■ **Task objective**
List each line holding the string "true".

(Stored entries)

* start *

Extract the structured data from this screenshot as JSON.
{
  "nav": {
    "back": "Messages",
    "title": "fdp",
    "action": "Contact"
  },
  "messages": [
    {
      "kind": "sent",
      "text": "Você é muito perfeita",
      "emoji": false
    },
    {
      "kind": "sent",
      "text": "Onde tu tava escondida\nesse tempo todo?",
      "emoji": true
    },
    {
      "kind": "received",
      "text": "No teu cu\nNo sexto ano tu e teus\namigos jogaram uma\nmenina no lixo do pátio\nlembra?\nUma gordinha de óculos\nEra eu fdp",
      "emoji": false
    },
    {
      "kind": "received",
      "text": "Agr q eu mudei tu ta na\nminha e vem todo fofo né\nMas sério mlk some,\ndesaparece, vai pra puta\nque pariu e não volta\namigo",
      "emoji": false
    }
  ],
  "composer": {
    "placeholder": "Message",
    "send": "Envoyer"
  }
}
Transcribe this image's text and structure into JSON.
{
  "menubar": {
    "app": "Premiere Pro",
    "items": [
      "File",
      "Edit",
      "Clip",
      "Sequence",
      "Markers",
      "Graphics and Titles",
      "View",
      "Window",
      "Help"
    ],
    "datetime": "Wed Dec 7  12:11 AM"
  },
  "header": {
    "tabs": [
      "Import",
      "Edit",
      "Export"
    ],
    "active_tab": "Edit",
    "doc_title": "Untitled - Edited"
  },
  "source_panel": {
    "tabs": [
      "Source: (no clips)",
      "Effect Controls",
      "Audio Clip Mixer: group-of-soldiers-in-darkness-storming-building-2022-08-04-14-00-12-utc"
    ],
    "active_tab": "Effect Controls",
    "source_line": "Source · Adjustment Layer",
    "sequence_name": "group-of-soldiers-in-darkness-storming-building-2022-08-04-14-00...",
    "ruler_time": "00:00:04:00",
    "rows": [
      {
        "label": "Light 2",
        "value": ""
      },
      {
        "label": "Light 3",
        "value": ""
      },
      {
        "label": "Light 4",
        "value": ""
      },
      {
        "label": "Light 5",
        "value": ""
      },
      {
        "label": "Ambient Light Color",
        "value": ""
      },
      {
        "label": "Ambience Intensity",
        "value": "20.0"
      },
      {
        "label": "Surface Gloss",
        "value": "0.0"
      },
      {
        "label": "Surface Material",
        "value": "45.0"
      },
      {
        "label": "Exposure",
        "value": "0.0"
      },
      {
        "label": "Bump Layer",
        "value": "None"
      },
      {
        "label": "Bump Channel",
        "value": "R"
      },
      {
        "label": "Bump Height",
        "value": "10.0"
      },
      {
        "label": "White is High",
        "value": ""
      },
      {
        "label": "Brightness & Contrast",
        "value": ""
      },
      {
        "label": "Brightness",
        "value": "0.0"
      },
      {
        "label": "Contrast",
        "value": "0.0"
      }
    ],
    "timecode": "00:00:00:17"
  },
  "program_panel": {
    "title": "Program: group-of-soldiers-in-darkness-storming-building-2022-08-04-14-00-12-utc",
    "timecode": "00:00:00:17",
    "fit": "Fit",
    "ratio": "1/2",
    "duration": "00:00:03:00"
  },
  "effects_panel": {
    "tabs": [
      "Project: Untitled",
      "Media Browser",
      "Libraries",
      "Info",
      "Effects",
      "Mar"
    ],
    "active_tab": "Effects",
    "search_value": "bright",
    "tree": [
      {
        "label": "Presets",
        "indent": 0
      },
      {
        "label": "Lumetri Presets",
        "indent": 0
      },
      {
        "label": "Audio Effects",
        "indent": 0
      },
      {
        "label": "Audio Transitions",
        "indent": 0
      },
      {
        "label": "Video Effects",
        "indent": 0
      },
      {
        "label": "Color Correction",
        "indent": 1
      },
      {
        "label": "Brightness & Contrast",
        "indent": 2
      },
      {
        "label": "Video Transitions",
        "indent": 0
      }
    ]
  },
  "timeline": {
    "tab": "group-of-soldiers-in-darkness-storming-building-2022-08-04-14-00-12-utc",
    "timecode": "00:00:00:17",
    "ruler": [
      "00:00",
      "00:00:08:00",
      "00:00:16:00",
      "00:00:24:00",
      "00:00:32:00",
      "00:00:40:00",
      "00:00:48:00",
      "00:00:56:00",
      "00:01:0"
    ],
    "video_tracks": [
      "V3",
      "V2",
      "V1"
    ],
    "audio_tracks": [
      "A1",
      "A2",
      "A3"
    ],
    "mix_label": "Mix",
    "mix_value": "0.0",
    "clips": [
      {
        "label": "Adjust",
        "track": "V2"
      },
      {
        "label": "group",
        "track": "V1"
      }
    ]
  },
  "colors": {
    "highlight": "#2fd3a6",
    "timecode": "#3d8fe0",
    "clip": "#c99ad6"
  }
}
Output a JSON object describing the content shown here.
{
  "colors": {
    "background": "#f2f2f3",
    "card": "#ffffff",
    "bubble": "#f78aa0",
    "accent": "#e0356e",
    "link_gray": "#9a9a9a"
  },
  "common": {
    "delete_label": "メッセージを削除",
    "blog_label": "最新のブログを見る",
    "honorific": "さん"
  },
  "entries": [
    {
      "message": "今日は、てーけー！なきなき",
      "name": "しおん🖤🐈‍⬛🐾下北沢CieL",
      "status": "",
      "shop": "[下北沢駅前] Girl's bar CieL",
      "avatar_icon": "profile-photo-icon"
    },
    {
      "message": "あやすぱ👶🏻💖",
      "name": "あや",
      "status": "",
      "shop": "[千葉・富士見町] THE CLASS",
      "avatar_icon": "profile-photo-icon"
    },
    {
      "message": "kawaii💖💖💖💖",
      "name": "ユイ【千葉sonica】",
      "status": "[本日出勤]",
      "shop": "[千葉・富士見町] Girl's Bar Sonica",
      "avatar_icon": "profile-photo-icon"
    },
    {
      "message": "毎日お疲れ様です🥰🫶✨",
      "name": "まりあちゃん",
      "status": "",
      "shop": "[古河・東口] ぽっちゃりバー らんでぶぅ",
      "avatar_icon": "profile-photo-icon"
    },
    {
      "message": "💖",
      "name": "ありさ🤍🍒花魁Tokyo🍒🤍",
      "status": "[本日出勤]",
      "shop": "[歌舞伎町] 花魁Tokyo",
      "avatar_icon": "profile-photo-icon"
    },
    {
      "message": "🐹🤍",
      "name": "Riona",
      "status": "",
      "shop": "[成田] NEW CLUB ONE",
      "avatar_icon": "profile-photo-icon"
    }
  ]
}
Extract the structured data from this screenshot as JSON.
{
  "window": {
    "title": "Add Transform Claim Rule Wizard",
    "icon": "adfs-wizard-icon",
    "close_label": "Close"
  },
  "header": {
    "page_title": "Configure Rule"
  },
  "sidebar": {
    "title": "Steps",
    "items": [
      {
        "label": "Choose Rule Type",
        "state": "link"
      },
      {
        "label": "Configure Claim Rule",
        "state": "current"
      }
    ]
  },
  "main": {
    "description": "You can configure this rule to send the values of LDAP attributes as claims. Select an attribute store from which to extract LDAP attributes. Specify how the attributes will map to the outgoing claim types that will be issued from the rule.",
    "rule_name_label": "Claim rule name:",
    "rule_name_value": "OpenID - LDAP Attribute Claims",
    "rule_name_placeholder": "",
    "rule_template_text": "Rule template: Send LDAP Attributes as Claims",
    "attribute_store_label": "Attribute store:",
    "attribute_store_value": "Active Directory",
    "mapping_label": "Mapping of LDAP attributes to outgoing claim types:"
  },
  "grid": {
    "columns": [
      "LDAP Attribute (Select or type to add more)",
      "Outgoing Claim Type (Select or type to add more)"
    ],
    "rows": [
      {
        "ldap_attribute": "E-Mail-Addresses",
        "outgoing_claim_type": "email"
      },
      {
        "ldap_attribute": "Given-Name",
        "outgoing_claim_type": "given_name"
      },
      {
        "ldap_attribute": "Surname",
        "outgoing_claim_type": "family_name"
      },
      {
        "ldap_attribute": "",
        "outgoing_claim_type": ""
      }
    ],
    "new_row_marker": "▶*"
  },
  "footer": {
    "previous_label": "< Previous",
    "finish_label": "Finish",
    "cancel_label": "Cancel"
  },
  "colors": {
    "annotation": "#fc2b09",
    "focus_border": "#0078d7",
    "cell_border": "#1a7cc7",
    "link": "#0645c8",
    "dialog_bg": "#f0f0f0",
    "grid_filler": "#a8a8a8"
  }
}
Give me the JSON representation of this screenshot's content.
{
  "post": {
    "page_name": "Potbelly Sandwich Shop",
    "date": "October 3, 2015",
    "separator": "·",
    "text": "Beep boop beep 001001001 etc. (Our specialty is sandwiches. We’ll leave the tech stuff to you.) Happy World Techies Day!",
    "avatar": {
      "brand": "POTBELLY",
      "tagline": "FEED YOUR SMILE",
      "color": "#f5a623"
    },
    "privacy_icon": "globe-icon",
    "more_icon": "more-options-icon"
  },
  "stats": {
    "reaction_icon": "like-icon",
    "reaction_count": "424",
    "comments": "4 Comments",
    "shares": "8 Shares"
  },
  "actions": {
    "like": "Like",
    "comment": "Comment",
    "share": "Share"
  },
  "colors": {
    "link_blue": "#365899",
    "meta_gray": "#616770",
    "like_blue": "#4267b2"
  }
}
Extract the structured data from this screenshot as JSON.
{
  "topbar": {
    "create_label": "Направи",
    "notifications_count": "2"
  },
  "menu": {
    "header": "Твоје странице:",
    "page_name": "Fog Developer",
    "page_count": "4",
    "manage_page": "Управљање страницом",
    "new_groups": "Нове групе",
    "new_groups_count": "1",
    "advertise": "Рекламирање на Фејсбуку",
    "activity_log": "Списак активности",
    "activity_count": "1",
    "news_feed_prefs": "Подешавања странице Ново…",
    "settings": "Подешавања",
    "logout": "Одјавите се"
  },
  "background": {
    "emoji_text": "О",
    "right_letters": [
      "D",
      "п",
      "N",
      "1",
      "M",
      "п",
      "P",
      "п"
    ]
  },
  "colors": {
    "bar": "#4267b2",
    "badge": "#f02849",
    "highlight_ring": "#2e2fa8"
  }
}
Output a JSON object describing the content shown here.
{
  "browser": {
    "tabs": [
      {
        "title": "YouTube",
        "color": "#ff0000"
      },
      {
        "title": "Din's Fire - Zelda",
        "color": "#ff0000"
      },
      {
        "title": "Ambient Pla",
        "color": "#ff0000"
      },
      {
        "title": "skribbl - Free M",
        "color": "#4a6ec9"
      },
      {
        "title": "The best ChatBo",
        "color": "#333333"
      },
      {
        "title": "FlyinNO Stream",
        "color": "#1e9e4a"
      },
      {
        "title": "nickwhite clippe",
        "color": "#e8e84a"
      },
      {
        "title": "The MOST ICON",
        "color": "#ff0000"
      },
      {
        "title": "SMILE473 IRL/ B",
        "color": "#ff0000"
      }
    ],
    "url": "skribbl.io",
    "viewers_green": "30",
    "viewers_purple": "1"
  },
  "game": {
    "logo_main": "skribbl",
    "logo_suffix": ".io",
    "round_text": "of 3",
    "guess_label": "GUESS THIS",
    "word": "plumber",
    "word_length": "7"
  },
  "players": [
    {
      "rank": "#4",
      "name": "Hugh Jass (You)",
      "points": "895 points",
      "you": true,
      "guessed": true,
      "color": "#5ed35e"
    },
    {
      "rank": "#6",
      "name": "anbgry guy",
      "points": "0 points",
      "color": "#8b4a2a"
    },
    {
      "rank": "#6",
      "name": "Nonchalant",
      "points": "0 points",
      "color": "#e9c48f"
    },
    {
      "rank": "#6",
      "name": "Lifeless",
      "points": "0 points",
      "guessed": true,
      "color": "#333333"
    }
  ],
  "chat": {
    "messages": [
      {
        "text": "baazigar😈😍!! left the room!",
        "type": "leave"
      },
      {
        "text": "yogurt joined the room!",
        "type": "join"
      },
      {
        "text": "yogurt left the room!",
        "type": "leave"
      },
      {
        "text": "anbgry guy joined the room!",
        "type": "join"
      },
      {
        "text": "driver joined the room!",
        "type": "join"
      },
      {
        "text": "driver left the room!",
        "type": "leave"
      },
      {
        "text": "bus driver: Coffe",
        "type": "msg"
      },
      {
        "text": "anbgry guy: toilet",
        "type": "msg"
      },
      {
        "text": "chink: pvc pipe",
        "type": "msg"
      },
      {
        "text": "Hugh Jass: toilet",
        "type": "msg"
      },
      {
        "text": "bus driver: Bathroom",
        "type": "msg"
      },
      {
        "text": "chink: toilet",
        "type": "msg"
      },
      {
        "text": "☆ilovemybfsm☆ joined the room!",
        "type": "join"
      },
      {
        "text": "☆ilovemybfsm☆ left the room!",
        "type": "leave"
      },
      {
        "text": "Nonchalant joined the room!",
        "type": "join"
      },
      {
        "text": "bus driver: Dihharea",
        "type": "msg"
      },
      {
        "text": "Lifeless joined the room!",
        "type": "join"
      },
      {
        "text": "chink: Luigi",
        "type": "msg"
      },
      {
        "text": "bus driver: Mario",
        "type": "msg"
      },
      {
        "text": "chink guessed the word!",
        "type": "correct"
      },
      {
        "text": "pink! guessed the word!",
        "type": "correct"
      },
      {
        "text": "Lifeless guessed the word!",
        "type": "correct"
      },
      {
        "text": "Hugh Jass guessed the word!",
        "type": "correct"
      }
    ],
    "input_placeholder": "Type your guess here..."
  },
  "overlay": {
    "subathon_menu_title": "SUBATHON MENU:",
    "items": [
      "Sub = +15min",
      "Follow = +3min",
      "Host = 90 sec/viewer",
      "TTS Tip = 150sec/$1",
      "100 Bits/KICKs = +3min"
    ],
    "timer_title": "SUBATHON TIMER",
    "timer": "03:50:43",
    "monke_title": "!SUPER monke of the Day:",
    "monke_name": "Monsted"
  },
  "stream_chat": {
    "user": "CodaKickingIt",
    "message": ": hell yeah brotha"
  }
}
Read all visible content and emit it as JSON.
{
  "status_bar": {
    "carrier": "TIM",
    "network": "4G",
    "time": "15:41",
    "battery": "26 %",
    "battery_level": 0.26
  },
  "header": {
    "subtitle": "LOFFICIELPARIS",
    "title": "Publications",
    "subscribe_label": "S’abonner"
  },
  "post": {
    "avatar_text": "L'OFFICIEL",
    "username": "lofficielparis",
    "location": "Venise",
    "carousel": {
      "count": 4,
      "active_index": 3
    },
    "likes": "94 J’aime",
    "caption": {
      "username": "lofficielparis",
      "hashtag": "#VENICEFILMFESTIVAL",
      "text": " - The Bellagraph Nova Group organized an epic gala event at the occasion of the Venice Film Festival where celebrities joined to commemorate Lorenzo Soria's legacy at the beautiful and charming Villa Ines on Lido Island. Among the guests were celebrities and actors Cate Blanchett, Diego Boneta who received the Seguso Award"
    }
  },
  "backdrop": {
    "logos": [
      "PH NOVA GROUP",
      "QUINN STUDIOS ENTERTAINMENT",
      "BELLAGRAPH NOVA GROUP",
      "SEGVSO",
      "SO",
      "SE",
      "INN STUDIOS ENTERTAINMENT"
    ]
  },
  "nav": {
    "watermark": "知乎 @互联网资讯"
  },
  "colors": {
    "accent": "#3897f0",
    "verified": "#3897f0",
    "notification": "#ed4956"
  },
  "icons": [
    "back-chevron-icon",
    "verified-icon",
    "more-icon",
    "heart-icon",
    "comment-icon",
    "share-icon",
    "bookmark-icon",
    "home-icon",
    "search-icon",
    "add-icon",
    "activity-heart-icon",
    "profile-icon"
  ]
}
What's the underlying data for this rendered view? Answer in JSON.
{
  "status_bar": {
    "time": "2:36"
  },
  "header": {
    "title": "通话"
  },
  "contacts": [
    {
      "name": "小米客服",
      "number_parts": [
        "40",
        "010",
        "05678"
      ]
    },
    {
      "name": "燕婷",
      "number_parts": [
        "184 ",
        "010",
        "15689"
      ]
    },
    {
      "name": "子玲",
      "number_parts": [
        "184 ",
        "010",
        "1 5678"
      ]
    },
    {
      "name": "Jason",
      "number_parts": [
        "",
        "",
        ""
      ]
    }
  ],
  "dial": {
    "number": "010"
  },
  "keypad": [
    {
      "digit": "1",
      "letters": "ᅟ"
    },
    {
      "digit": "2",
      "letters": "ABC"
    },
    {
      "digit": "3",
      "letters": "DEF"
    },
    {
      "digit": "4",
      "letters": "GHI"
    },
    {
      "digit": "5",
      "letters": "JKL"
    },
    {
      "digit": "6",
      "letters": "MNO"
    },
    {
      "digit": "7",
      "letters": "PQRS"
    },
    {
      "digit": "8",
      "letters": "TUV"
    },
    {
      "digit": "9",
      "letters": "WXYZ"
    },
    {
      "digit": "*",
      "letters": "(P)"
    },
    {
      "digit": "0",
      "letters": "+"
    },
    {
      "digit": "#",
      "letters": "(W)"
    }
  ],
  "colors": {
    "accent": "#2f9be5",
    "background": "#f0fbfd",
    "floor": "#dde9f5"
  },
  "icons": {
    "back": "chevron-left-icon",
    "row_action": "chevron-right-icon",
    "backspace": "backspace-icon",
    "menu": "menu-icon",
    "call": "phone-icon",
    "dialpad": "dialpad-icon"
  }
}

* end *

■ **Solution for this exercise**
      "emoji": true
      "you": true,
      "guessed": true,
      "guessed": true,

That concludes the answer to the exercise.